◆ **Problem details**
Copy the records below exactly as they appear.

┄┄┄┄┄┄┄┄┄┄┄┄┄┄┄┄┄┄┄┄

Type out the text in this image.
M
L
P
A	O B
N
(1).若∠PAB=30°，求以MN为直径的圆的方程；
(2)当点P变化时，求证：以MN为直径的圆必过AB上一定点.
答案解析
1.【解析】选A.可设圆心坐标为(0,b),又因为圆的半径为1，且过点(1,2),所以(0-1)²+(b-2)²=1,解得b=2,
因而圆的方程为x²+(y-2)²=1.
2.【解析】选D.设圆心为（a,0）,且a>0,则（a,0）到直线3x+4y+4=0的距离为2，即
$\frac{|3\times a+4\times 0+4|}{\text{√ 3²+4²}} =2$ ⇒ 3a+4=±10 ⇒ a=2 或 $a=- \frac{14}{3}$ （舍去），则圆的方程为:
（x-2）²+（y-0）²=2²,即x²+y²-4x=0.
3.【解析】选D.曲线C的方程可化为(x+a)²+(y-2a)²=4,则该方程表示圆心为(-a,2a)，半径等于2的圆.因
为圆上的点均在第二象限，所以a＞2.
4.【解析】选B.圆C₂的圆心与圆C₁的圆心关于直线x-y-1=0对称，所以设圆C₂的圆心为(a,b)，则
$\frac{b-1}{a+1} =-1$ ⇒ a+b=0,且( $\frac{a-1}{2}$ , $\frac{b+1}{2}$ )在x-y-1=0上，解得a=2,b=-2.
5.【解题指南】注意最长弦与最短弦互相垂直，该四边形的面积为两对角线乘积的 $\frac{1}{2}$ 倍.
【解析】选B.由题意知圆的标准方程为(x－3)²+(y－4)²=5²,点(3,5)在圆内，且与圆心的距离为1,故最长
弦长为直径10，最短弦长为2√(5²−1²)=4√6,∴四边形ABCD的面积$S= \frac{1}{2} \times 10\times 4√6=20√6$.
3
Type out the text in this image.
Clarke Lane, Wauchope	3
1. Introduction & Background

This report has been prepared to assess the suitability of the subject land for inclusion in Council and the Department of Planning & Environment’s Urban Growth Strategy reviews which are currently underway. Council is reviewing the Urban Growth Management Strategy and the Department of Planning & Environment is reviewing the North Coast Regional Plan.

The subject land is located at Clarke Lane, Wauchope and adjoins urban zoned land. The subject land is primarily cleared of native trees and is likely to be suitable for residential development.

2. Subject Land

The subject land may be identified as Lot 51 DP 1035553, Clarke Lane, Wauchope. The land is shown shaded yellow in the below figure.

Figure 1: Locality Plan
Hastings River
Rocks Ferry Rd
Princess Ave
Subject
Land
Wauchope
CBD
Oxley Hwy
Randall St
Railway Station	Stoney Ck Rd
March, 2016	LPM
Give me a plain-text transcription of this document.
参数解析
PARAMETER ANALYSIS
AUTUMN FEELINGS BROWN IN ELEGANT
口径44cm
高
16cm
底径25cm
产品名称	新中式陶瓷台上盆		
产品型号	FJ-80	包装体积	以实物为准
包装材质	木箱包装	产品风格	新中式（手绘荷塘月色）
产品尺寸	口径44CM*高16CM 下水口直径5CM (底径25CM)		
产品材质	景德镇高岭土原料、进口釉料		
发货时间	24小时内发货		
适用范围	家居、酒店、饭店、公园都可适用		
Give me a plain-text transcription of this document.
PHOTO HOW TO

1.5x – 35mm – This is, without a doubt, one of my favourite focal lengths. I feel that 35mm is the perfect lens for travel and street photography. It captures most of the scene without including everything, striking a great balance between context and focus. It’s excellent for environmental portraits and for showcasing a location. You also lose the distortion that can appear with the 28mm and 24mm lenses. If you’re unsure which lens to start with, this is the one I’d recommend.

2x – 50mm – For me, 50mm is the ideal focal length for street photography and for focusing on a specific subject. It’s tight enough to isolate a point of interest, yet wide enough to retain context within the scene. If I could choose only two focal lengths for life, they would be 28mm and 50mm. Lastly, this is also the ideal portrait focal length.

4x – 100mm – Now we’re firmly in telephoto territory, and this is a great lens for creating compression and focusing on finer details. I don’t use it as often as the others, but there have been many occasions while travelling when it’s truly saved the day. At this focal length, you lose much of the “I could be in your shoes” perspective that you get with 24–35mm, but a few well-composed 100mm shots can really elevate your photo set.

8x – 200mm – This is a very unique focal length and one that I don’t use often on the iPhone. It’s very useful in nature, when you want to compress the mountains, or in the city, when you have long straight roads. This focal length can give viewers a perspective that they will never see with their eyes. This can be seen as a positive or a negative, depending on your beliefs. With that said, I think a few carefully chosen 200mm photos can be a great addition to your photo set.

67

┄┄┄┄┄┄┄┄┄┄┄┄┄┄┄┄┄┄┄┄

◆ **Output for this exercise**
Type out the text in this image.
M
L
P
A	O B
N
(1).若∠PAB=30°，求以MN为直径的圆的方程；
(2)当点P变化时，求证：以MN为直径的圆必过AB上一定点.
答案解析
1.【解析】选A.可设圆心坐标为(0,b),又因为圆的半径为1，且过点(1,2),所以(0-1)²+(b-2)²=1,解得b=2,
因而圆的方程为x²+(y-2)²=1.
2.【解析】选D.设圆心为（a,0）,且a>0,则（a,0）到直线3x+4y+4=0的距离为2，即
$\frac{|3\times a+4\times 0+4|}{\text{√ 3²+4²}} =2$ ⇒ 3a+4=±10 ⇒ a=2 或 $a=- \frac{14}{3}$ （舍去），则圆的方程为:
（x-2）²+（y-0）²=2²,即x²+y²-4x=0.
3.【解析】选D.曲线C的方程可化为(x+a)²+(y-2a)²=4,则该方程表示圆心为(-a,2a)，半径等于2的圆.因
为圆上的点均在第二象限，所以a＞2.
4.【解析】选B.圆C₂的圆心与圆C₁的圆心关于直线x-y-1=0对称，所以设圆C₂的圆心为(a,b)，则
$\frac{b-1}{a+1} =-1$ ⇒ a+b=0,且( $\frac{a-1}{2}$ , $\frac{b+1}{2}$ )在x-y-1=0上，解得a=2,b=-2.
5.【解题指南】注意最长弦与最短弦互相垂直，该四边形的面积为两对角线乘积的 $\frac{1}{2}$ 倍.
【解析】选B.由题意知圆的标准方程为(x－3)²+(y－4)²=5²,点(3,5)在圆内，且与圆心的距离为1,故最长
弦长为直径10，最短弦长为2√(5²−1²)=4√6,∴四边形ABCD的面积$S= \frac{1}{2} \times 10\times 4√6=20√6$.
3
Type out the text in this image.
Clarke Lane, Wauchope	3
1. Introduction & Background

This report has been prepared to assess the suitability of the subject land for inclusion in Council and the Department of Planning & Environment’s Urban Growth Strategy reviews which are currently underway. Council is reviewing the Urban Growth Management Strategy and the Department of Planning & Environment is reviewing the North Coast Regional Plan.

The subject land is located at Clarke Lane, Wauchope and adjoins urban zoned land. The subject land is primarily cleared of native trees and is likely to be suitable for residential development.

2. Subject Land

The subject land may be identified as Lot 51 DP 1035553, Clarke Lane, Wauchope. The land is shown shaded yellow in the below figure.

Figure 1: Locality Plan
Hastings River
Rocks Ferry Rd
Princess Ave
Subject
Land
Wauchope
CBD
Oxley Hwy
Randall St
Railway Station	Stoney Ck Rd
March, 2016	LPM
Give me a plain-text transcription of this document.
参数解析
PARAMETER ANALYSIS
AUTUMN FEELINGS BROWN IN ELEGANT
口径44cm
高
16cm
底径25cm
产品名称	新中式陶瓷台上盆		
产品型号	FJ-80	包装体积	以实物为准
包装材质	木箱包装	产品风格	新中式（手绘荷塘月色）
产品尺寸	口径44CM*高16CM 下水口直径5CM (底径25CM)		
产品材质	景德镇高岭土原料、进口釉料		
发货时间	24小时内发货		
适用范围	家居、酒店、饭店、公园都可适用		
Give me a plain-text transcription of this document.
PHOTO HOW TO

1.5x – 35mm – This is, without a doubt, one of my favourite focal lengths. I feel that 35mm is the perfect lens for travel and street photography. It captures most of the scene without including everything, striking a great balance between context and focus. It’s excellent for environmental portraits and for showcasing a location. You also lose the distortion that can appear with the 28mm and 24mm lenses. If you’re unsure which lens to start with, this is the one I’d recommend.

2x – 50mm – For me, 50mm is the ideal focal length for street photography and for focusing on a specific subject. It’s tight enough to isolate a point of interest, yet wide enough to retain context within the scene. If I could choose only two focal lengths for life, they would be 28mm and 50mm. Lastly, this is also the ideal portrait focal length.

4x – 100mm – Now we’re firmly in telephoto territory, and this is a great lens for creating compression and focusing on finer details. I don’t use it as often as the others, but there have been many occasions while travelling when it’s truly saved the day. At this focal length, you lose much of the “I could be in your shoes” perspective that you get with 24–35mm, but a few well-composed 100mm shots can really elevate your photo set.

8x – 200mm – This is a very unique focal length and one that I don’t use often on the iPhone. It’s very useful in nature, when you want to compress the mountains, or in the city, when you have long straight roads. This focal length can give viewers a perspective that they will never see with their eyes. This can be seen as a positive or a negative, depending on your beliefs. With that said, I think a few carefully chosen 200mm photos can be a great addition to your photo set.

67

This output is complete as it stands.